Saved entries
++++++++++++++++++++
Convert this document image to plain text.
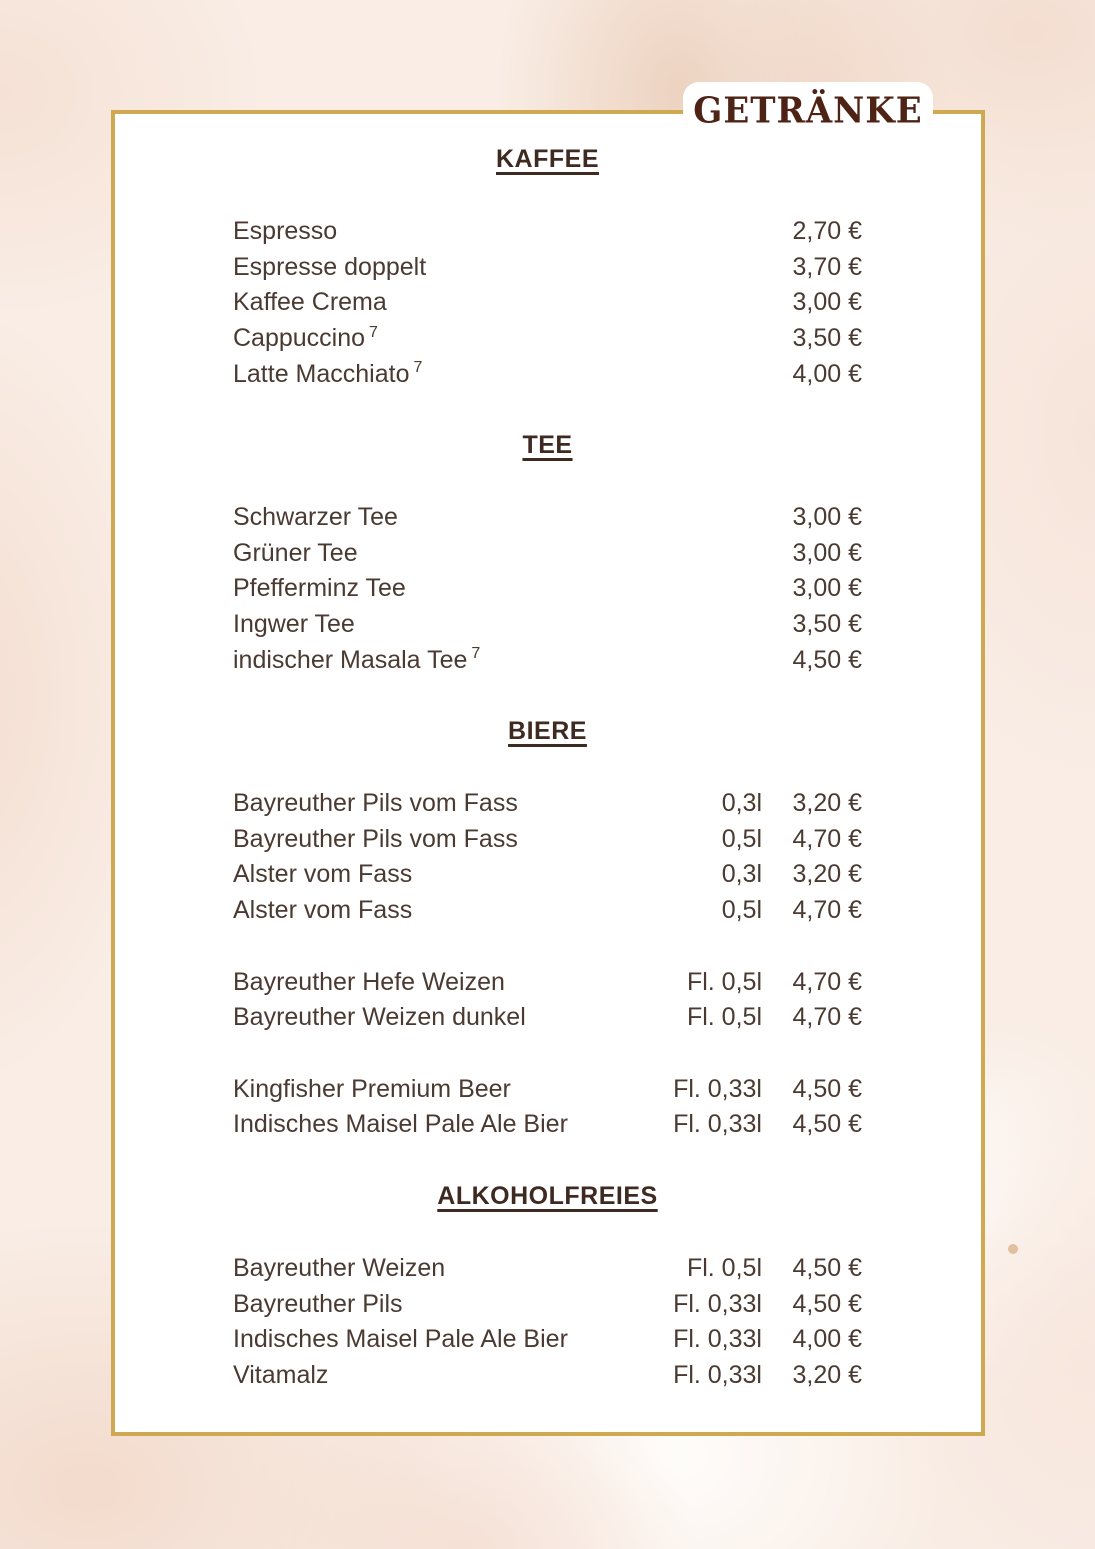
GETRÄNKE
KAFFEE
Espresso	2,70 €
Espresse doppelt	3,70 €
Kaffee Crema	3,00 €
Cappuccino $^7$	3,50 €
Latte Macchiato $^7$	4,00 €
TEE
Schwarzer Tee	3,00 €
Grüner Tee	3,00 €
Pfefferminz Tee	3,00 €
Ingwer Tee	3,50 €
indischer Masala Tee $^7$	4,50 €
BIERE
Bayreuther Pils vom Fass	0,3l	3,20 €
Bayreuther Pils vom Fass	0,5l	4,70 €
Alster vom Fass	0,3l	3,20 €
Alster vom Fass	0,5l	4,70 €
Bayreuther Hefe Weizen	Fl. 0,5l	4,70 €
Bayreuther Weizen dunkel	Fl. 0,5l	4,70 €
Kingfisher Premium Beer	Fl. 0,33l	4,50 €
Indisches Maisel Pale Ale Bier	Fl. 0,33l	4,50 €
ALKOHOLFREIES
Bayreuther Weizen	Fl. 0,5l	4,50 €
Bayreuther Pils	Fl. 0,33l	4,50 €
Indisches Maisel Pale Ale Bier	Fl. 0,33l	4,00 €
Vitamalz	Fl. 0,33l	3,20 €
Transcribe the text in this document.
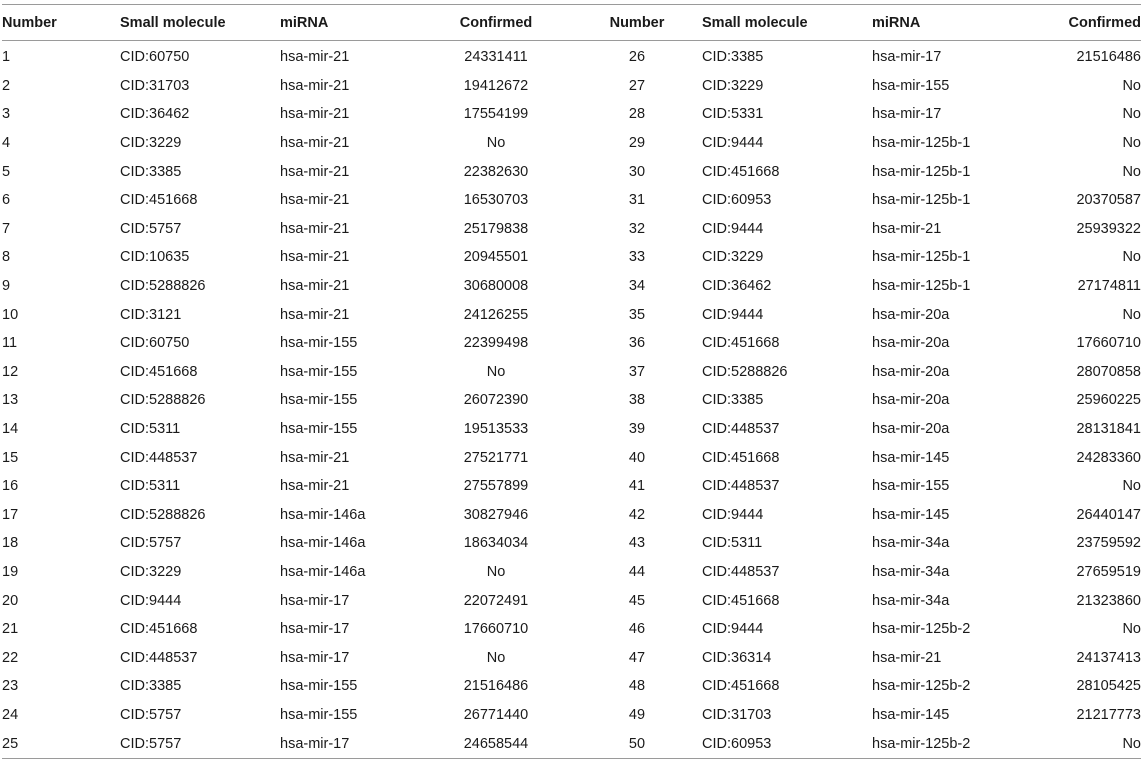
Number	Small molecule	miRNA	Confirmed	Number	Small molecule	miRNA	Confirmed
1	CID:60750	hsa-mir-21	24331411	26	CID:3385	hsa-mir-17	21516486
2	CID:31703	hsa-mir-21	19412672	27	CID:3229	hsa-mir-155	No
3	CID:36462	hsa-mir-21	17554199	28	CID:5331	hsa-mir-17	No
4	CID:3229	hsa-mir-21	No	29	CID:9444	hsa-mir-125b-1	No
5	CID:3385	hsa-mir-21	22382630	30	CID:451668	hsa-mir-125b-1	No
6	CID:451668	hsa-mir-21	16530703	31	CID:60953	hsa-mir-125b-1	20370587
7	CID:5757	hsa-mir-21	25179838	32	CID:9444	hsa-mir-21	25939322
8	CID:10635	hsa-mir-21	20945501	33	CID:3229	hsa-mir-125b-1	No
9	CID:5288826	hsa-mir-21	30680008	34	CID:36462	hsa-mir-125b-1	27174811
10	CID:3121	hsa-mir-21	24126255	35	CID:9444	hsa-mir-20a	No
11	CID:60750	hsa-mir-155	22399498	36	CID:451668	hsa-mir-20a	17660710
12	CID:451668	hsa-mir-155	No	37	CID:5288826	hsa-mir-20a	28070858
13	CID:5288826	hsa-mir-155	26072390	38	CID:3385	hsa-mir-20a	25960225
14	CID:5311	hsa-mir-155	19513533	39	CID:448537	hsa-mir-20a	28131841
15	CID:448537	hsa-mir-21	27521771	40	CID:451668	hsa-mir-145	24283360
16	CID:5311	hsa-mir-21	27557899	41	CID:448537	hsa-mir-155	No
17	CID:5288826	hsa-mir-146a	30827946	42	CID:9444	hsa-mir-145	26440147
18	CID:5757	hsa-mir-146a	18634034	43	CID:5311	hsa-mir-34a	23759592
19	CID:3229	hsa-mir-146a	No	44	CID:448537	hsa-mir-34a	27659519
20	CID:9444	hsa-mir-17	22072491	45	CID:451668	hsa-mir-34a	21323860
21	CID:451668	hsa-mir-17	17660710	46	CID:9444	hsa-mir-125b-2	No
22	CID:448537	hsa-mir-17	No	47	CID:36314	hsa-mir-21	24137413
23	CID:3385	hsa-mir-155	21516486	48	CID:451668	hsa-mir-125b-2	28105425
24	CID:5757	hsa-mir-155	26771440	49	CID:31703	hsa-mir-145	21217773
25	CID:5757	hsa-mir-17	24658544	50	CID:60953	hsa-mir-125b-2	No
++++++++++++++++++++
■ **SHORT PROBLEM**:
Copy every line above that holds the word "Maisel".

■ **REPLY TO THE TASK**:
Indisches Maisel Pale Ale Bier	Fl. 0,33l	4,50 €
Indisches Maisel Pale Ale Bier	Fl. 0,33l	4,00 €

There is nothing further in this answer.